Dataset items:
• • • •
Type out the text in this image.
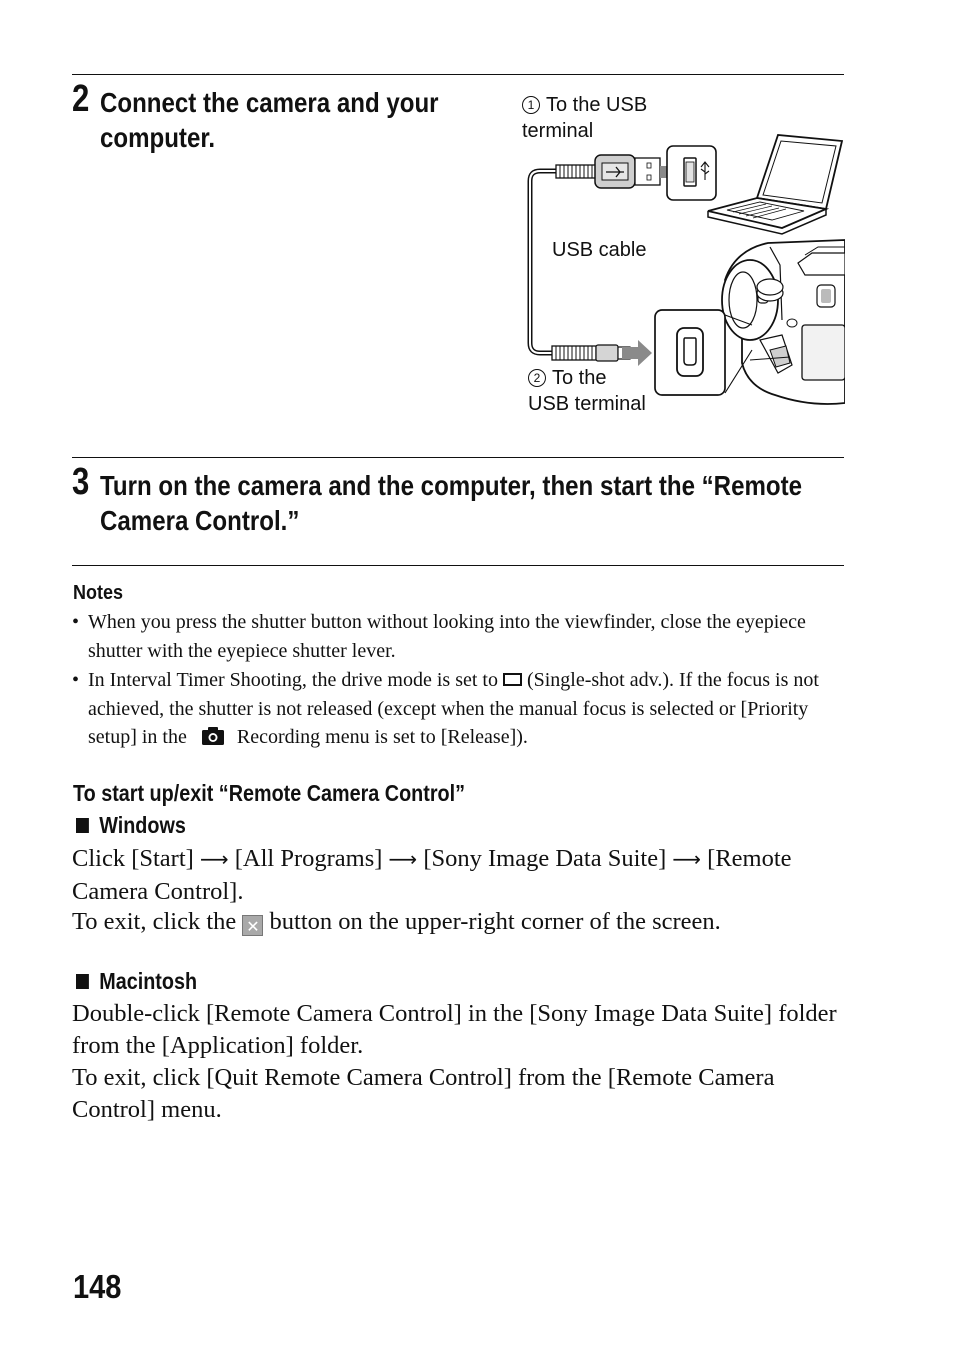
2 Connect the camera and your
computer.
1 To the USB
terminal
USB cable
2 To the
USB terminal
3 Turn on the camera and the computer, then start the “Remote
Camera Control.”
Notes
• When you press the shutter button without looking into the viewfinder, close the eyepiece shutter with the eyepiece shutter lever.
• In Interval Timer Shooting, the drive mode is set to (Single-shot adv.). If the focus is not achieved, the shutter is not released (except when the manual focus is selected or [Priority setup] in the	Recording menu is set to [Release]).
To start up/exit “Remote Camera Control”
Windows
Click [Start] ⟶ [All Programs] ⟶ [Sony Image Data Suite] ⟶ [Remote Camera Control].
To exit, click the ✕ button on the upper-right corner of the screen.
Macintosh
Double-click [Remote Camera Control] in the [Sony Image Data Suite] folder from the [Application] folder.
To exit, click [Quit Remote Camera Control] from the [Remote Camera Control] menu.
148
• • • •
Task description —
In your copy of the records, include no pictures; repeat everything else exactly.

Exercise response —
Type out the text in this image.
2 Connect the camera and your
computer.
1 To the USB
terminal
USB cable
2 To the
USB terminal
3 Turn on the camera and the computer, then start the “Remote
Camera Control.”
Notes
• When you press the shutter button without looking into the viewfinder, close the eyepiece shutter with the eyepiece shutter lever.
• In Interval Timer Shooting, the drive mode is set to (Single-shot adv.). If the focus is not achieved, the shutter is not released (except when the manual focus is selected or [Priority setup] in the	Recording menu is set to [Release]).
To start up/exit “Remote Camera Control”
Windows
Click [Start] ⟶ [All Programs] ⟶ [Sony Image Data Suite] ⟶ [Remote Camera Control].
To exit, click the ✕ button on the upper-right corner of the screen.
Macintosh
Double-click [Remote Camera Control] in the [Sony Image Data Suite] folder from the [Application] folder.
To exit, click [Quit Remote Camera Control] from the [Remote Camera Control] menu.
148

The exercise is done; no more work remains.